-- start Given information --

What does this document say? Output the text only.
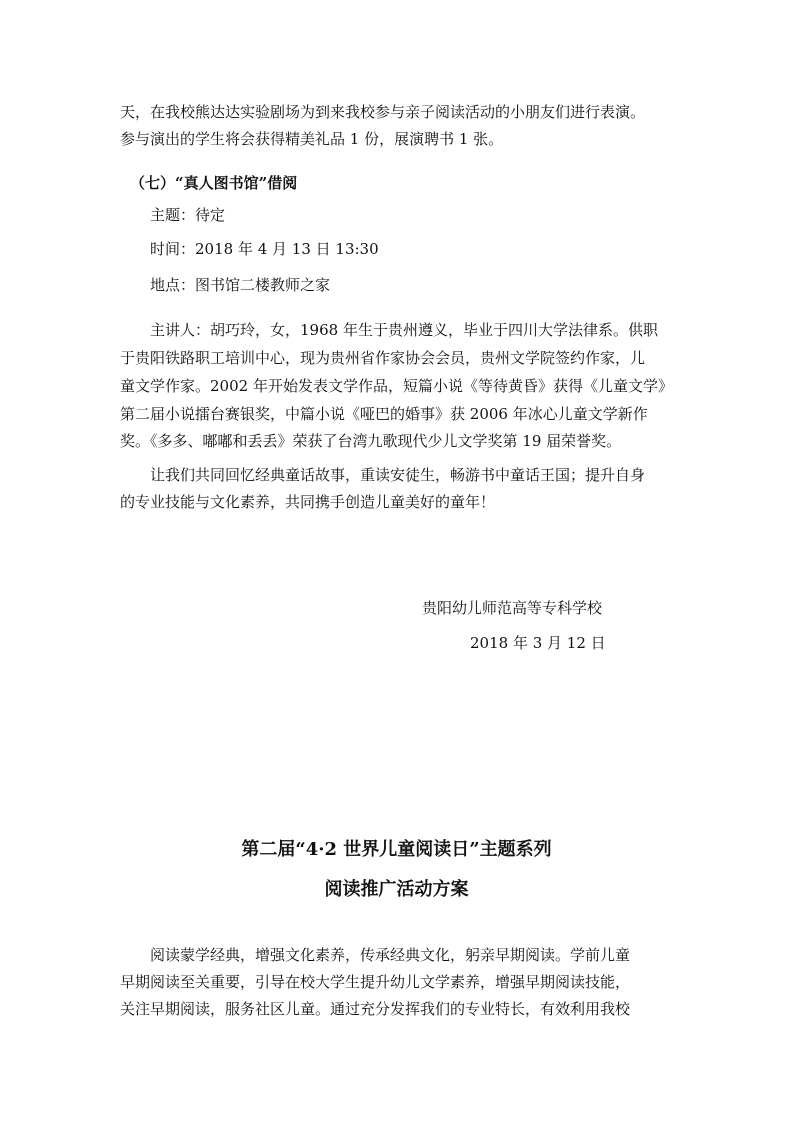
天，在我校熊达达实验剧场为到来我校参与亲子阅读活动的小朋友们进行表演。
参与演出的学生将会获得精美礼品 1 份，展演聘书 1 张。
（七）“真人图书馆”借阅
主题：待定
时间：2018 年 4 月 13 日 13:30
地点：图书馆二楼教师之家
主讲人：胡巧玲，女，1968 年生于贵州遵义，毕业于四川大学法律系。供职
于贵阳铁路职工培训中心，现为贵州省作家协会会员，贵州文学院签约作家，儿
童文学作家。2002 年开始发表文学作品，短篇小说《等待黄昏》获得《儿童文学》
第二届小说擂台赛银奖，中篇小说《哑巴的婚事》获 2006 年冰心儿童文学新作
奖。《多多、嘟嘟和丢丢》荣获了台湾九歌现代少儿文学奖第 19 届荣誉奖。
让我们共同回忆经典童话故事，重读安徒生，畅游书中童话王国；提升自身
的专业技能与文化素养，共同携手创造儿童美好的童年！
贵阳幼儿师范高等专科学校
2018 年 3 月 12 日
第二届“4·2 世界儿童阅读日”主题系列
阅读推广活动方案
阅读蒙学经典，增强文化素养，传承经典文化，躬亲早期阅读。学前儿童
早期阅读至关重要，引导在校大学生提升幼儿文学素养，增强早期阅读技能，
关注早期阅读，服务社区儿童。通过充分发挥我们的专业特长，有效利用我校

-- end Given information --

● **Brief**
Skip every picture and transcribe the data above exactly.

● **Finished task**
What does this document say? Output the text only.
天，在我校熊达达实验剧场为到来我校参与亲子阅读活动的小朋友们进行表演。
参与演出的学生将会获得精美礼品 1 份，展演聘书 1 张。
（七）“真人图书馆”借阅
主题：待定
时间：2018 年 4 月 13 日 13:30
地点：图书馆二楼教师之家
主讲人：胡巧玲，女，1968 年生于贵州遵义，毕业于四川大学法律系。供职
于贵阳铁路职工培训中心，现为贵州省作家协会会员，贵州文学院签约作家，儿
童文学作家。2002 年开始发表文学作品，短篇小说《等待黄昏》获得《儿童文学》
第二届小说擂台赛银奖，中篇小说《哑巴的婚事》获 2006 年冰心儿童文学新作
奖。《多多、嘟嘟和丢丢》荣获了台湾九歌现代少儿文学奖第 19 届荣誉奖。
让我们共同回忆经典童话故事，重读安徒生，畅游书中童话王国；提升自身
的专业技能与文化素养，共同携手创造儿童美好的童年！
贵阳幼儿师范高等专科学校
2018 年 3 月 12 日
第二届“4·2 世界儿童阅读日”主题系列
阅读推广活动方案
阅读蒙学经典，增强文化素养，传承经典文化，躬亲早期阅读。学前儿童
早期阅读至关重要，引导在校大学生提升幼儿文学素养，增强早期阅读技能，
关注早期阅读，服务社区儿童。通过充分发挥我们的专业特长，有效利用我校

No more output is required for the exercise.